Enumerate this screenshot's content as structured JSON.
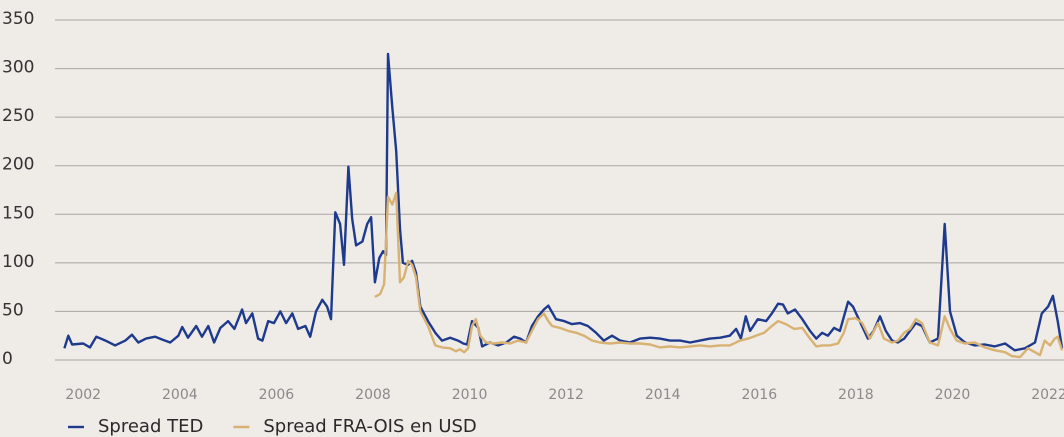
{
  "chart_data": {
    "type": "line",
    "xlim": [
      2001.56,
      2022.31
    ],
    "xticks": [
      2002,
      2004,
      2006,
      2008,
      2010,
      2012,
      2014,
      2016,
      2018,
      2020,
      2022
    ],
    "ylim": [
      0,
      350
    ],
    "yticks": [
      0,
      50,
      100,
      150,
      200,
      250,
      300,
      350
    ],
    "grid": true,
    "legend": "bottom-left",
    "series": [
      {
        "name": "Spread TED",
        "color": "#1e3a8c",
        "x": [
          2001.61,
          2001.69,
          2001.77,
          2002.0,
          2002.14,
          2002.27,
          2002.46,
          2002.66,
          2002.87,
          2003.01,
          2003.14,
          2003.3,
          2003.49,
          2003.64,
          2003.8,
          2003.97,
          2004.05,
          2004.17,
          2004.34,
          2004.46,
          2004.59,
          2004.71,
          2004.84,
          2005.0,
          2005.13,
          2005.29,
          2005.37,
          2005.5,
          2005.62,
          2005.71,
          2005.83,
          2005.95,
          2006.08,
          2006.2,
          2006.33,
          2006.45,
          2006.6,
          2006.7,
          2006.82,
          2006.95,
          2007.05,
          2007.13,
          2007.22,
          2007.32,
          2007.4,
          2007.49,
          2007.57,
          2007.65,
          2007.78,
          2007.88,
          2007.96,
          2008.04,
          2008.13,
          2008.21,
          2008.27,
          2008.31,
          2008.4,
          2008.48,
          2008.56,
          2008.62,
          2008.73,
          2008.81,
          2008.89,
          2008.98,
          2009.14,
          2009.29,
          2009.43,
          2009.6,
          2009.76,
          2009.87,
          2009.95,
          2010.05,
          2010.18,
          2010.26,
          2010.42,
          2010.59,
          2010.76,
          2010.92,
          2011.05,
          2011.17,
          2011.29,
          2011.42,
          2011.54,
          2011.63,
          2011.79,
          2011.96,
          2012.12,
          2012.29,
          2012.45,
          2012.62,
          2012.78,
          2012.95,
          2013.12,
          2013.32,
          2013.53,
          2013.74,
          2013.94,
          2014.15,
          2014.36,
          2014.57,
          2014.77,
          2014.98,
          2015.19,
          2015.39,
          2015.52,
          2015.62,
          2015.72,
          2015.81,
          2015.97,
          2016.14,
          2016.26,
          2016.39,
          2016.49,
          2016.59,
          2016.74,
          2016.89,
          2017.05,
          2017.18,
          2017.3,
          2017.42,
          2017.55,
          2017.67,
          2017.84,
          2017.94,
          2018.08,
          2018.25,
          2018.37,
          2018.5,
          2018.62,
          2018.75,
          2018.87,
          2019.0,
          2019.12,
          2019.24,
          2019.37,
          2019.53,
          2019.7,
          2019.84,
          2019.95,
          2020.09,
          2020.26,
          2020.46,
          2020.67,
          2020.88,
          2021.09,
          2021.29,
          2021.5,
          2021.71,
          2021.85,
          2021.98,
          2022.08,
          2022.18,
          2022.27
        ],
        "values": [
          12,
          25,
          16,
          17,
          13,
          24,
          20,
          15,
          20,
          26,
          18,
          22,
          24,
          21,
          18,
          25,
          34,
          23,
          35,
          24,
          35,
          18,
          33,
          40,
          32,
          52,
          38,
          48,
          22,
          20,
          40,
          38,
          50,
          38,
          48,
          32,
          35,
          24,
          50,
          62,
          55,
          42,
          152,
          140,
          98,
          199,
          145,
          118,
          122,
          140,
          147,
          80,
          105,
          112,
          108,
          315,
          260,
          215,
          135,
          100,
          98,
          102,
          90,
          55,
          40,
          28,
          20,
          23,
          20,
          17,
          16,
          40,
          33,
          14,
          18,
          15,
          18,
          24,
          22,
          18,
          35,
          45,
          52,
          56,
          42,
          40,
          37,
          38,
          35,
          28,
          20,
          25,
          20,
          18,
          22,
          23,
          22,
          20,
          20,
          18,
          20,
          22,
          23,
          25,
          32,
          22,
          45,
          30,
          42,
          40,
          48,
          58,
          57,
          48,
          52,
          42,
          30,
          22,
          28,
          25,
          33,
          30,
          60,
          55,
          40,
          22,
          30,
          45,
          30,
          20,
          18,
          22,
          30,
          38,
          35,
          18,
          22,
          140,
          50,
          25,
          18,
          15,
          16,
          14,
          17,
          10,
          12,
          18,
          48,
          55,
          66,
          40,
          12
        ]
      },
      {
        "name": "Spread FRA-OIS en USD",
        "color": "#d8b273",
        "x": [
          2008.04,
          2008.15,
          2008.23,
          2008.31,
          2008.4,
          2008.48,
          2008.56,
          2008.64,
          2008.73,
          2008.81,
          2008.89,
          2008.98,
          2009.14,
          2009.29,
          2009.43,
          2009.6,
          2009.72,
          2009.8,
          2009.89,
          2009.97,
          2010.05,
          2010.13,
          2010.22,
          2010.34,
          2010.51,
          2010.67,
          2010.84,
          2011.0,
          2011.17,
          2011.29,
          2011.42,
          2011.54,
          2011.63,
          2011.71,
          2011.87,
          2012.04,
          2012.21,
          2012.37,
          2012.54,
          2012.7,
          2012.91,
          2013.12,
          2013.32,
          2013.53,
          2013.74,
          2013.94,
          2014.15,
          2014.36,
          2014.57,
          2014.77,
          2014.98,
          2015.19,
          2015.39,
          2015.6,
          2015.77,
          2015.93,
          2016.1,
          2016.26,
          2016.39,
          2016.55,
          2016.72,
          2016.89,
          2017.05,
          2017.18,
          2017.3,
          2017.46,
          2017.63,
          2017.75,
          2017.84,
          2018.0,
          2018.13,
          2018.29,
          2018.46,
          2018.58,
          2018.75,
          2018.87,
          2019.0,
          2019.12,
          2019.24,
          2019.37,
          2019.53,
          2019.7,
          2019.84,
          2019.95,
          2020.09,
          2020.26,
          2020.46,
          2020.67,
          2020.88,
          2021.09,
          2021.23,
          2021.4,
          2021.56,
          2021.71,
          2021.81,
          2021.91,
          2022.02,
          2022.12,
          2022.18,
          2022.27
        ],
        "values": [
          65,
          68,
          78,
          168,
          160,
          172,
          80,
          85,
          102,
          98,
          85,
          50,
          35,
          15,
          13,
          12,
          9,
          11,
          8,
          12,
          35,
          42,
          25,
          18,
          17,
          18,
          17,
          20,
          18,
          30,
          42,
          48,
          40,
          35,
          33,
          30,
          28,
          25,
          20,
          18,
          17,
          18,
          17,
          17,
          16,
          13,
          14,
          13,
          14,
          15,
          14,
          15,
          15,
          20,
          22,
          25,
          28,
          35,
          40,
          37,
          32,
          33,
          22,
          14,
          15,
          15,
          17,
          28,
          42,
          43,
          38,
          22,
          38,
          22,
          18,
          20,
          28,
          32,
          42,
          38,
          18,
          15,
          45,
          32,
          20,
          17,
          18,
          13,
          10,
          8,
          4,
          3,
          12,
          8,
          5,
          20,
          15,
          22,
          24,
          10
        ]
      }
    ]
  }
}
==
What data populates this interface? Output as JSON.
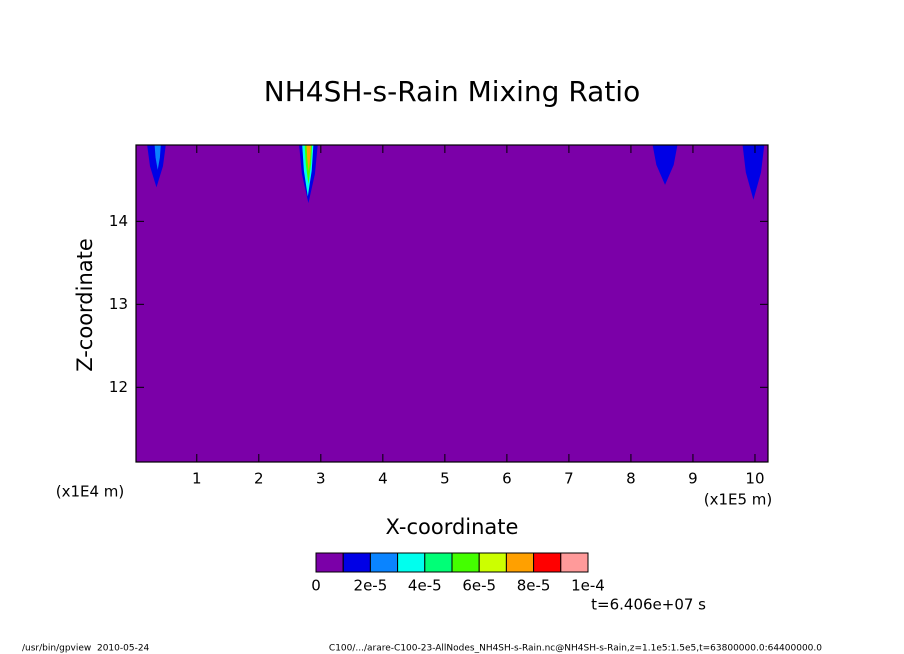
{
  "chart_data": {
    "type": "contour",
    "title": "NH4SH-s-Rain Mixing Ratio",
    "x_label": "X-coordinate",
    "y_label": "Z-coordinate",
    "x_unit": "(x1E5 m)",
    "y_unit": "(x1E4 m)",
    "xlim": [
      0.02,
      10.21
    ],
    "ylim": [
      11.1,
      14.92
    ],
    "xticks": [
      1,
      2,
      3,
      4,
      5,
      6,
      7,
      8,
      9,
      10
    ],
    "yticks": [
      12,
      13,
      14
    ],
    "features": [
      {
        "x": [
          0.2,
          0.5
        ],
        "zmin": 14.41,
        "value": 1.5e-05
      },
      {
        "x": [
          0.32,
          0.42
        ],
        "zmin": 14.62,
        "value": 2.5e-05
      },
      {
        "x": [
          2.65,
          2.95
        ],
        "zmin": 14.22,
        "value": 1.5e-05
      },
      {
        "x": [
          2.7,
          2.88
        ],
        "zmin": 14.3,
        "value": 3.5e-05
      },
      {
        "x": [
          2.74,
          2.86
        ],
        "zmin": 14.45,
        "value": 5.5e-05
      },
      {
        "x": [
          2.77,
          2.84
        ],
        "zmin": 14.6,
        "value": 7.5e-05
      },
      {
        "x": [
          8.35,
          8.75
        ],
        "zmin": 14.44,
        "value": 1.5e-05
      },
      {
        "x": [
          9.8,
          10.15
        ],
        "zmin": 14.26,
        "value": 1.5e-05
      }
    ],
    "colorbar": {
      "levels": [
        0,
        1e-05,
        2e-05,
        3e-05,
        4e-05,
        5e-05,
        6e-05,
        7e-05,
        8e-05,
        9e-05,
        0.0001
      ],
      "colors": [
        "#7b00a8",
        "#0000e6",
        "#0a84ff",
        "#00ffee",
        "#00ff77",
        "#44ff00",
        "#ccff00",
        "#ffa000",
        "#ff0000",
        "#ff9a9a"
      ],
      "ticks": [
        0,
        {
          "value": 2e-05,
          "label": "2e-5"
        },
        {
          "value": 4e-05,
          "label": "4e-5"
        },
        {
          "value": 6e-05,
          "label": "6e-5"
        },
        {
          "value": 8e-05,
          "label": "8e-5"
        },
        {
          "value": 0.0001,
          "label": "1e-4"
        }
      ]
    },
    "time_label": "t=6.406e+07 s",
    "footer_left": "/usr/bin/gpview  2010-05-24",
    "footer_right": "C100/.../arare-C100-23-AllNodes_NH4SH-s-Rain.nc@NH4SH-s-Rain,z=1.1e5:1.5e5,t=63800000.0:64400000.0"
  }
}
...
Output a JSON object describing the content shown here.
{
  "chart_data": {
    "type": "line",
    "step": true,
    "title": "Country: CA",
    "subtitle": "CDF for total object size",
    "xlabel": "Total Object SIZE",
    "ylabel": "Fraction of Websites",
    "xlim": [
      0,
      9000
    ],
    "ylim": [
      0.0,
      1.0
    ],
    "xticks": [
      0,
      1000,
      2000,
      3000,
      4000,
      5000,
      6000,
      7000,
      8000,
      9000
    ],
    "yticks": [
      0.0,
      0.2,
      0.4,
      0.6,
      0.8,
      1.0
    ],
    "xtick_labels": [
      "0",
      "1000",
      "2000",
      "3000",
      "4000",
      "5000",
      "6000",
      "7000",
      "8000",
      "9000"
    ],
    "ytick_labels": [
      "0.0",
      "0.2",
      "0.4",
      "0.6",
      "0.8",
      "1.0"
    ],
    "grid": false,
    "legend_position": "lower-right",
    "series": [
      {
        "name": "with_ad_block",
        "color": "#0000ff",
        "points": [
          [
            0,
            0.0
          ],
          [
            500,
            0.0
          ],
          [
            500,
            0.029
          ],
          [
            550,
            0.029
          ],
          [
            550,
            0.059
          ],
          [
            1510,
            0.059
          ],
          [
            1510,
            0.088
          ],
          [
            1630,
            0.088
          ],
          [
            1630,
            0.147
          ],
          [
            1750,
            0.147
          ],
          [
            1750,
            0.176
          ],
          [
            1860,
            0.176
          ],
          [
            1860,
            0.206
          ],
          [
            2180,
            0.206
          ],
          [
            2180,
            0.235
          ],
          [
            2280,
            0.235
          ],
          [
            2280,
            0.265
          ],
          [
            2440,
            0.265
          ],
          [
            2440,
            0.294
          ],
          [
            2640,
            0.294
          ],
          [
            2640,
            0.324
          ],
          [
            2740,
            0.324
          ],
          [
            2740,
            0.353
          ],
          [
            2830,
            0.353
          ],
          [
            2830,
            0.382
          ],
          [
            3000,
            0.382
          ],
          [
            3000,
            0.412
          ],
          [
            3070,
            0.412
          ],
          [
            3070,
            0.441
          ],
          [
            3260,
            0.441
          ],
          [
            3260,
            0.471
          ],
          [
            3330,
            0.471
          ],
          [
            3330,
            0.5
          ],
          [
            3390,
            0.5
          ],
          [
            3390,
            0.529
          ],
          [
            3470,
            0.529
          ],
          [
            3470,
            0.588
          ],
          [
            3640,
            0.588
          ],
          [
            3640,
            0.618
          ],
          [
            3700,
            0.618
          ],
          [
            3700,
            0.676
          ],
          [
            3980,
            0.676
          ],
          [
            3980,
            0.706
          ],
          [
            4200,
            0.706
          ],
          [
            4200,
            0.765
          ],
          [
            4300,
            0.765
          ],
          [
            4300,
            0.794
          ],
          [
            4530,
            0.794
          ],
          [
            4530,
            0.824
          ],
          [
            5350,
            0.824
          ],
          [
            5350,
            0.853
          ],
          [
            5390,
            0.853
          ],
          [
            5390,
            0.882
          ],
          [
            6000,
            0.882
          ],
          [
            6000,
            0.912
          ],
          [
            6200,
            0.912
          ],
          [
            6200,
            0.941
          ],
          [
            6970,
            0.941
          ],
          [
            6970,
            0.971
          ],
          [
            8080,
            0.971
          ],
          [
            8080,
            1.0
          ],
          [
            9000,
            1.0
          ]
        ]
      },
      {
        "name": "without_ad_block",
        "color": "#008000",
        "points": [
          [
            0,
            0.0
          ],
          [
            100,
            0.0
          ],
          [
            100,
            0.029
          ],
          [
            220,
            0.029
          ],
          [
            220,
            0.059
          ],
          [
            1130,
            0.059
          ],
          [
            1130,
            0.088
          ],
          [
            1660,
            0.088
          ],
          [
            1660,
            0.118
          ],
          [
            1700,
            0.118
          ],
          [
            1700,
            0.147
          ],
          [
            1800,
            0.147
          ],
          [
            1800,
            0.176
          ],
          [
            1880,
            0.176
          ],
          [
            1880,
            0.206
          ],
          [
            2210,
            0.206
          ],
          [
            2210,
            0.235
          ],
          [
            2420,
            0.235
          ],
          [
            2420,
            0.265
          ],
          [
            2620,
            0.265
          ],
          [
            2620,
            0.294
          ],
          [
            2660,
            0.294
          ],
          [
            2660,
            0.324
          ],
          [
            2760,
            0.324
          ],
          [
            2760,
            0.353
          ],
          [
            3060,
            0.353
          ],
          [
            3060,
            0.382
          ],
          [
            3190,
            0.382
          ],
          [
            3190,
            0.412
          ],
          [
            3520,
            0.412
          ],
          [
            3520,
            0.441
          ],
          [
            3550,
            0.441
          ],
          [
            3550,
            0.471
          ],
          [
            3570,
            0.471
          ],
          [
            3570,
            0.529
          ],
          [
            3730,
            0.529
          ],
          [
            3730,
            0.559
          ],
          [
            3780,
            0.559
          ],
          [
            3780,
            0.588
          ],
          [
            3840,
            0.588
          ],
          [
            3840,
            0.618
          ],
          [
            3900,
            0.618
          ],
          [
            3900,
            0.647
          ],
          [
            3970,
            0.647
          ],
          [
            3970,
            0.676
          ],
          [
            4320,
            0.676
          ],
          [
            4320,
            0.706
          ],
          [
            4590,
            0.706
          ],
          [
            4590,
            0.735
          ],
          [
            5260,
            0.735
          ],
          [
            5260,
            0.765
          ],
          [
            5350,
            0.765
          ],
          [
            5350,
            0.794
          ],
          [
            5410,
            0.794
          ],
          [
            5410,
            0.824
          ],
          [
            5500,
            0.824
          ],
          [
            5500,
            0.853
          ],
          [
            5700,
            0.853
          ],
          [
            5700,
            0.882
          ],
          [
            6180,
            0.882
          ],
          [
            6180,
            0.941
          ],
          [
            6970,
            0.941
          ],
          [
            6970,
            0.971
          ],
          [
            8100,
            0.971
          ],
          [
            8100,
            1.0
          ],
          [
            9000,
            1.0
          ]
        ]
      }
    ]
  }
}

■ Stated task
From the listing above, copy every line that holds the string "coordinate".

■ Task output
    "x_label": "X-coordinate",
    "y_label": "Z-coordinate",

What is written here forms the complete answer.